The request: Give the number of lines that include the string "screenshot", nothing more.

Items:
- - - - -

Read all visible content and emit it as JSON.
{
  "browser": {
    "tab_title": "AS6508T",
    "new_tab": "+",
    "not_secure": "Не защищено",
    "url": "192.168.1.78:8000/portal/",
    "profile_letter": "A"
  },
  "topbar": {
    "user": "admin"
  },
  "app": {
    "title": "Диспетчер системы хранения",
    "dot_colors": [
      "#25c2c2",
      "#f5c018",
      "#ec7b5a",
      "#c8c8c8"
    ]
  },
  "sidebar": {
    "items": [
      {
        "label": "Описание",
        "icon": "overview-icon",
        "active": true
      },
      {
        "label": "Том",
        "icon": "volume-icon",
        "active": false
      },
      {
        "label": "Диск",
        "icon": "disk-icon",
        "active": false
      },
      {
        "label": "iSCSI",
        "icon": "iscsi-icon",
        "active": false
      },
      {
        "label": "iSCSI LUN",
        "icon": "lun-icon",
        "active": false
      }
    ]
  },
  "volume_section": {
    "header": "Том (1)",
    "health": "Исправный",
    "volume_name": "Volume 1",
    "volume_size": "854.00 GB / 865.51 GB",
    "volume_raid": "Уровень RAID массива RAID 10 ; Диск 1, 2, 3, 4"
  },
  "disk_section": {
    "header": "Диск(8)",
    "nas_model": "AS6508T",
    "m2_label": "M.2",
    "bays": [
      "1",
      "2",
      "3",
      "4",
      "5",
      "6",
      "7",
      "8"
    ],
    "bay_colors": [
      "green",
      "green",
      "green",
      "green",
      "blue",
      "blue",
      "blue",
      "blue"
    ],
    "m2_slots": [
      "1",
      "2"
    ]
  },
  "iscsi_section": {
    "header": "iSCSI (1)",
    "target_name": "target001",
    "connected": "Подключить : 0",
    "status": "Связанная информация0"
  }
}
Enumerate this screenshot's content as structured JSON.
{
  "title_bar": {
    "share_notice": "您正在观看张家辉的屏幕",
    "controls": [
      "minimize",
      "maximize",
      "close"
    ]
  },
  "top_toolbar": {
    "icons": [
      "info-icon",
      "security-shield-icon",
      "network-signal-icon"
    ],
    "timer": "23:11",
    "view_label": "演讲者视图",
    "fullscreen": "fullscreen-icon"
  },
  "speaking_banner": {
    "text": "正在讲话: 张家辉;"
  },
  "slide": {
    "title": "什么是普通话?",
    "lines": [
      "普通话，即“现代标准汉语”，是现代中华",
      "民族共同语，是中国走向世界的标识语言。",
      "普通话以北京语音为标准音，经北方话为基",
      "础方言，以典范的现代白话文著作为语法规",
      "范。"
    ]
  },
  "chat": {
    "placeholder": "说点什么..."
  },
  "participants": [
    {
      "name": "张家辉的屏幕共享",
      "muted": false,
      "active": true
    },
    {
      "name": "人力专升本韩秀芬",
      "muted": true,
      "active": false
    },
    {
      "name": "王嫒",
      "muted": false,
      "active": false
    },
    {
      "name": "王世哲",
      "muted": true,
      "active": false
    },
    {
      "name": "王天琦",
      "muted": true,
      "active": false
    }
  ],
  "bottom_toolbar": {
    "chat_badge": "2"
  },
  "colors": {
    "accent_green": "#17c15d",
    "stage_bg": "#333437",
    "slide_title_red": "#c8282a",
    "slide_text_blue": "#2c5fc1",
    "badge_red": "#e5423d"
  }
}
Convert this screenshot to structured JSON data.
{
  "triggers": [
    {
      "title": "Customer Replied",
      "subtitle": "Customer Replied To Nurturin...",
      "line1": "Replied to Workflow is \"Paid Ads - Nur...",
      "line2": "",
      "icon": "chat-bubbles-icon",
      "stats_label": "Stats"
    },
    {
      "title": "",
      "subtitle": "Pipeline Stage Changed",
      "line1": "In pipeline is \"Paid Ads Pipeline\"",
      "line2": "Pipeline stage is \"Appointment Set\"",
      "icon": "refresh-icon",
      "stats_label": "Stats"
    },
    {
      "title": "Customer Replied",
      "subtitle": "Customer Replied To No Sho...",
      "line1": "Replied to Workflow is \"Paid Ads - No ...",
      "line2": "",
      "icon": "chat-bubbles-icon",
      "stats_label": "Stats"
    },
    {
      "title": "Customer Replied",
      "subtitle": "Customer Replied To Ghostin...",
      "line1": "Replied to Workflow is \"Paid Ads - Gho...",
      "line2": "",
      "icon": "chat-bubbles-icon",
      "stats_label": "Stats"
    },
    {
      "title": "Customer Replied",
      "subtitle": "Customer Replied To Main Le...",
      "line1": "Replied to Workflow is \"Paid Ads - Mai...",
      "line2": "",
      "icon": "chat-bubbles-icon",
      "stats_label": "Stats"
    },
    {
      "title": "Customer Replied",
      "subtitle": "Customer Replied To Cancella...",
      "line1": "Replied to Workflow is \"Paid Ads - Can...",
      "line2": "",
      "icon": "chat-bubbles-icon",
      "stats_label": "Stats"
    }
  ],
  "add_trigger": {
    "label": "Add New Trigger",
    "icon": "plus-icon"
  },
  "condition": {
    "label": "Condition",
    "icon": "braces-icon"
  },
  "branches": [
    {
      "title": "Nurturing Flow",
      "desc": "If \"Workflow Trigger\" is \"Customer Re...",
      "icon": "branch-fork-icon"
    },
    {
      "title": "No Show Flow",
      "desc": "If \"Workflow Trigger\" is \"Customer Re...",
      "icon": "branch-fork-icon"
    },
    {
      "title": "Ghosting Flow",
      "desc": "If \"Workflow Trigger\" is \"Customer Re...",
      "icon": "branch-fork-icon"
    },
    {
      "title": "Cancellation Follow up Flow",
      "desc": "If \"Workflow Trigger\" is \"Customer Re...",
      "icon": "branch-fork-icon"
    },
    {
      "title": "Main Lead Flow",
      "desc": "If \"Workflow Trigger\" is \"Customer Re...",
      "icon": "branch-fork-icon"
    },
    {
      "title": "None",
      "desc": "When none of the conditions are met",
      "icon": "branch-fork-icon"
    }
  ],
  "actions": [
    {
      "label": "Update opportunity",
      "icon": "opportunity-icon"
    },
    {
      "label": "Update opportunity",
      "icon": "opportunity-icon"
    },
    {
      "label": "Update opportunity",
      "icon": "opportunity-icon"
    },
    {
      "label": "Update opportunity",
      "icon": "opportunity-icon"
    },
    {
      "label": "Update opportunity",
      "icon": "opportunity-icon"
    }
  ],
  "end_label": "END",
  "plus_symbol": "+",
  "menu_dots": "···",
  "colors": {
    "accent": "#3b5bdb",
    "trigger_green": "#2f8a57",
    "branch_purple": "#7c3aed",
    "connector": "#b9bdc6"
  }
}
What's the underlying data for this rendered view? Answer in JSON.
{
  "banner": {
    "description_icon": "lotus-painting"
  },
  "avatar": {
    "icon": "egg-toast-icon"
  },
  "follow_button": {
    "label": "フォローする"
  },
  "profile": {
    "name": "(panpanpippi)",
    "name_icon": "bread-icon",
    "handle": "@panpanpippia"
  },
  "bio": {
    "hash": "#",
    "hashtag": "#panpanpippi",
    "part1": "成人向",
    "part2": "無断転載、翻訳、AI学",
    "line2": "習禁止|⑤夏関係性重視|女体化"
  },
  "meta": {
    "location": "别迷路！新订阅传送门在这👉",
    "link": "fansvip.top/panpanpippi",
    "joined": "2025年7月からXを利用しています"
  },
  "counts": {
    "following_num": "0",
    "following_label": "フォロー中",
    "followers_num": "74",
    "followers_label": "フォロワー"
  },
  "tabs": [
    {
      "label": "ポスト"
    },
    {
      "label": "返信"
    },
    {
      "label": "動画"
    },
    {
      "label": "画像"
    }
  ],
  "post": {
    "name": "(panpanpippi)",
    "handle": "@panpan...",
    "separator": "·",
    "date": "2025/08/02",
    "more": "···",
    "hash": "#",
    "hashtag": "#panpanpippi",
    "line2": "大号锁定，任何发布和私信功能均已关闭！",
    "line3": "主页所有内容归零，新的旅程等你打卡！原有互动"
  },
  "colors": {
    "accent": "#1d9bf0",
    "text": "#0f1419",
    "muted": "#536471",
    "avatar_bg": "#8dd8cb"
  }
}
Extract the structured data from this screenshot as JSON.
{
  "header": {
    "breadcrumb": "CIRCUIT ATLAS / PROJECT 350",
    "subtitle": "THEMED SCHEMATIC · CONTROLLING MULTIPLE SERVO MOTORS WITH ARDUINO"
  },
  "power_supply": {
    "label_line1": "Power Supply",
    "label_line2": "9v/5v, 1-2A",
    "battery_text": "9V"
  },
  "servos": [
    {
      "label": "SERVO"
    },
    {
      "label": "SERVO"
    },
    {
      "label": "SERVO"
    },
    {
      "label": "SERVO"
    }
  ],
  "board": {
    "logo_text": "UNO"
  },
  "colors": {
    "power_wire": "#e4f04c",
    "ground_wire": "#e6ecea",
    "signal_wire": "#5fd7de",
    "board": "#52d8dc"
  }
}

- - - - -

Output for this exercise: 3